Objective: Find every line in the records below that holds the word "March", and copy each one.

** START OF Exercise materials **

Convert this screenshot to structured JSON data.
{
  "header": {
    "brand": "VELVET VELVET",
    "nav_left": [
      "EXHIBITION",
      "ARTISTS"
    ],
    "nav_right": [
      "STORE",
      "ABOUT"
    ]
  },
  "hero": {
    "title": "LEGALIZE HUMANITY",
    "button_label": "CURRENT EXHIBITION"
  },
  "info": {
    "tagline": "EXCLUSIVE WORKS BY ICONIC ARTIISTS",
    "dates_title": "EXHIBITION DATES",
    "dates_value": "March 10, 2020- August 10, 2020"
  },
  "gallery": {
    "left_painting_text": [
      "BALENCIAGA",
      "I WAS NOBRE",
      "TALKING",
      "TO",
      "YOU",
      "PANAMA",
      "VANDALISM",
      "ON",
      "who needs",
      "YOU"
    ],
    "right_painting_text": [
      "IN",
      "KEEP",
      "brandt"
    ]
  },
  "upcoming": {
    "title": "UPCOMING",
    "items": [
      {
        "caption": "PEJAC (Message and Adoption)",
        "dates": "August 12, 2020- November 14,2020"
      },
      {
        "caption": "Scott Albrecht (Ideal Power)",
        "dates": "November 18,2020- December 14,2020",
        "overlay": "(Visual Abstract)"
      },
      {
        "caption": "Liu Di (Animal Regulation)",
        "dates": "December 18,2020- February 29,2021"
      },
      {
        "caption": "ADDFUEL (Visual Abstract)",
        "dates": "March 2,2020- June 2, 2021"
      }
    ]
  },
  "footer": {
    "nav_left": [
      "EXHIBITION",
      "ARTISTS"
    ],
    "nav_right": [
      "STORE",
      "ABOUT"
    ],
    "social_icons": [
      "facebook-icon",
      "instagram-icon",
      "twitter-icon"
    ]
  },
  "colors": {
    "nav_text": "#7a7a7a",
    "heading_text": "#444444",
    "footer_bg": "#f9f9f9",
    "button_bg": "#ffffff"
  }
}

** END OF Exercise materials **

Finished exercise:
    "dates_value": "March 10, 2020- August 10, 2020"
        "dates": "March 2,2020- June 2, 2021"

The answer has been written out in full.